- **Given request**: Find the word "only" in the data. Return every line where it appears.

Recorded data

——————————

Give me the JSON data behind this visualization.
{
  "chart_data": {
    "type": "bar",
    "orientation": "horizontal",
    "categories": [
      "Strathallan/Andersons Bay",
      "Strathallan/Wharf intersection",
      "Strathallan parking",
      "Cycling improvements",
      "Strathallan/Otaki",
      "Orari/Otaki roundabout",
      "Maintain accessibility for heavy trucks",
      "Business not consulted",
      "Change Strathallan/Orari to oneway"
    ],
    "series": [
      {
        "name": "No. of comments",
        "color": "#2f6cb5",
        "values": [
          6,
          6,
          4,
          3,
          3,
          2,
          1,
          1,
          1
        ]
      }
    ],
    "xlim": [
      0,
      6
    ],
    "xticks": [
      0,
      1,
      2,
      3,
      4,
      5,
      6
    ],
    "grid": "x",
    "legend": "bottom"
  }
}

——————————

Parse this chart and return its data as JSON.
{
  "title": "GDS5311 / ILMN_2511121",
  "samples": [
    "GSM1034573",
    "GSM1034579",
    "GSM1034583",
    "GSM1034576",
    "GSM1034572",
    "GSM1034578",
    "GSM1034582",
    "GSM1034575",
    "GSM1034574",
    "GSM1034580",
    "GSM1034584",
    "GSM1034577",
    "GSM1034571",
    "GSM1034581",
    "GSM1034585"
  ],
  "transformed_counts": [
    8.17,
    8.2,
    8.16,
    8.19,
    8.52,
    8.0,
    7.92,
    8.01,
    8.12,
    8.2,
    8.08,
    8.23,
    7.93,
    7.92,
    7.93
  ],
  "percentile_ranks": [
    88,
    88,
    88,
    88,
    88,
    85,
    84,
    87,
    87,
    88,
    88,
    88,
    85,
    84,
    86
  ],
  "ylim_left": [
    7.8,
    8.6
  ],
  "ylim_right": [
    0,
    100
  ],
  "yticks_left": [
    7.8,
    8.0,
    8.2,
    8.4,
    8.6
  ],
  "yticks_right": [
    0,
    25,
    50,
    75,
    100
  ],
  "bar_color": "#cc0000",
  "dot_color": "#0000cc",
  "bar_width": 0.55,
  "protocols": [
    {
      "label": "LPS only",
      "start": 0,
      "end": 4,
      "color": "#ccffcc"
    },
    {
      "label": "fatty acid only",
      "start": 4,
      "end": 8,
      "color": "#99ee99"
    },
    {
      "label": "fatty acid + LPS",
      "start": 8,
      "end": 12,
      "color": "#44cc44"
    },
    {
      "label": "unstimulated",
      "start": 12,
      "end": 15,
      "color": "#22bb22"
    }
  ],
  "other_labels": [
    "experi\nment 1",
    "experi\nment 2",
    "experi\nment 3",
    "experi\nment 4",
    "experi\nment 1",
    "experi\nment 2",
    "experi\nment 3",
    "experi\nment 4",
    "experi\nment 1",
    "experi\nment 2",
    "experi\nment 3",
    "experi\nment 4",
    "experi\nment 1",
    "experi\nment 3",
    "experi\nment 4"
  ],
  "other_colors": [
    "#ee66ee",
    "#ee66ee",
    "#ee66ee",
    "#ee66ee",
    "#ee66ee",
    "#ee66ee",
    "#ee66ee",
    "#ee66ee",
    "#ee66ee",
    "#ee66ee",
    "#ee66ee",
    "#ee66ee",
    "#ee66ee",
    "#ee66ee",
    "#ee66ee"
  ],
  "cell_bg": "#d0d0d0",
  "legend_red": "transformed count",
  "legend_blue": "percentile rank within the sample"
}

——————————

- **Finished task**:
      "label": "LPS only",
      "label": "fatty acid only",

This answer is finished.